"""

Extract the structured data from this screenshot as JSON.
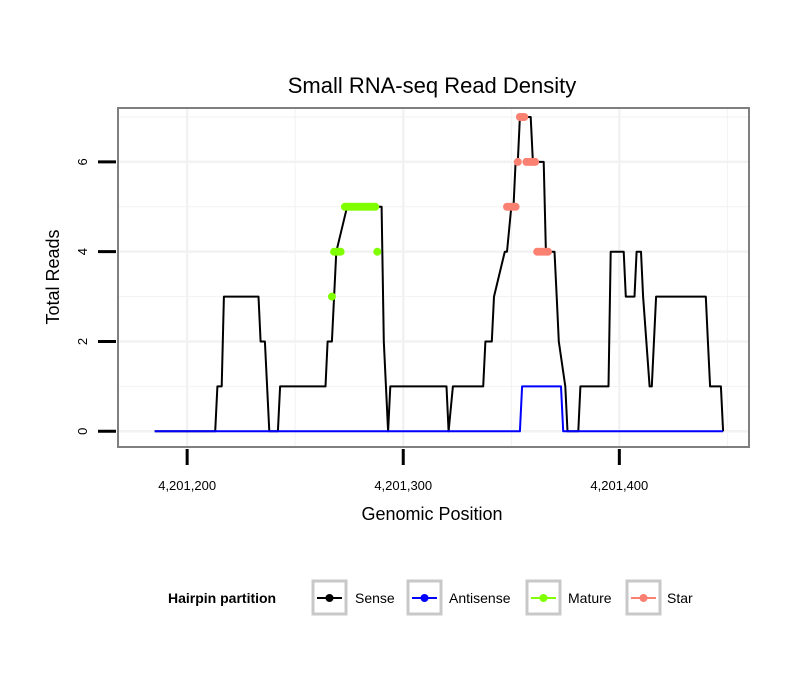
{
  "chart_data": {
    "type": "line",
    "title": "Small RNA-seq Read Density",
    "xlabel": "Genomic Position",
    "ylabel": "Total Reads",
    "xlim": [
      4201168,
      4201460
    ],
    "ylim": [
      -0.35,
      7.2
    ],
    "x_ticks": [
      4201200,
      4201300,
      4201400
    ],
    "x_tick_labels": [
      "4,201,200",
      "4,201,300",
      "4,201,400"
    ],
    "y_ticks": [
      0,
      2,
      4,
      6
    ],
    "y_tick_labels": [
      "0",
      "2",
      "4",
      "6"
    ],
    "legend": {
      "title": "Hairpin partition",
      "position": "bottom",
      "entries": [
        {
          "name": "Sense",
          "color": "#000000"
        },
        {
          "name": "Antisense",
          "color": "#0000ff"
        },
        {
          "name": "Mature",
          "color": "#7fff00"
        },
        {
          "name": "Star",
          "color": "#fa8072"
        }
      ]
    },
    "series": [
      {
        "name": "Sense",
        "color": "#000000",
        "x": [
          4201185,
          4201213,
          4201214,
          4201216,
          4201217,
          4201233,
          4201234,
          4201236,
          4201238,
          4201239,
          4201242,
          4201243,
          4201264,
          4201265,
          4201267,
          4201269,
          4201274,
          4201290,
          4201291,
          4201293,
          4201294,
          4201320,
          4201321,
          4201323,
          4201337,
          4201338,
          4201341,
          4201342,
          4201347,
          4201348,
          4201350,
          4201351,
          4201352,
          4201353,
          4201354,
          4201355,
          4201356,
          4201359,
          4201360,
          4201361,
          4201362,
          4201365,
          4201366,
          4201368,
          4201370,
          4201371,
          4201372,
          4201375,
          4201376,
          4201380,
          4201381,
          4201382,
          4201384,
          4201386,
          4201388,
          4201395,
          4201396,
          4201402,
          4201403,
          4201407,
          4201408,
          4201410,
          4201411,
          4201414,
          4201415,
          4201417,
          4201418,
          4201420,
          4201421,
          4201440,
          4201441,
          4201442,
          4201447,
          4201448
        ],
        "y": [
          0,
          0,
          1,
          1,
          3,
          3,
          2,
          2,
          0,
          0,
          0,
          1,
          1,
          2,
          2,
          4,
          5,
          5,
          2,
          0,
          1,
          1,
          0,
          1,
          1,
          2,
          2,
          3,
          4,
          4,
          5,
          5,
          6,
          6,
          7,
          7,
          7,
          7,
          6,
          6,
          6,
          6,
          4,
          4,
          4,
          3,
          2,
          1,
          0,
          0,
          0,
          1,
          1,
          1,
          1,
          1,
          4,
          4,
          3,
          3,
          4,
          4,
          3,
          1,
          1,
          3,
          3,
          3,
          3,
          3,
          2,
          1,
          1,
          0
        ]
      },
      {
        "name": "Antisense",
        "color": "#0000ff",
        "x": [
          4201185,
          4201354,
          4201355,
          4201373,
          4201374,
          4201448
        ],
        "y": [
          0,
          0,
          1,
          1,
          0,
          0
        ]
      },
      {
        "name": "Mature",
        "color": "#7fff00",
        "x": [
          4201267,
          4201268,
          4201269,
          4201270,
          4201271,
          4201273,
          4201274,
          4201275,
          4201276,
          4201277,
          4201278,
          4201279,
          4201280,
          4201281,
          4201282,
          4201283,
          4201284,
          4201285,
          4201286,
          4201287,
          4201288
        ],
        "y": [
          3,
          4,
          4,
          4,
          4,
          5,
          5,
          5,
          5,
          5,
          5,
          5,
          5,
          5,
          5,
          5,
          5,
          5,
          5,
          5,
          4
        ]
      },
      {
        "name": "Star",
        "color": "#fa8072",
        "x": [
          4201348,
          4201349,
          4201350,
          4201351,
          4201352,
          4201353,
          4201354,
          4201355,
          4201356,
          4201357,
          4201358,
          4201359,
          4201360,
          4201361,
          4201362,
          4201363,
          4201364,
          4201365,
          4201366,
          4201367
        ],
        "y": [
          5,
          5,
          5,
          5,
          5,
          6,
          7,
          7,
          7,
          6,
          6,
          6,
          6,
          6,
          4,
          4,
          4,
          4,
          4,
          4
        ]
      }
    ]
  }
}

"""

Please provide nothing but the number of lines in the records that hold the string "name".

8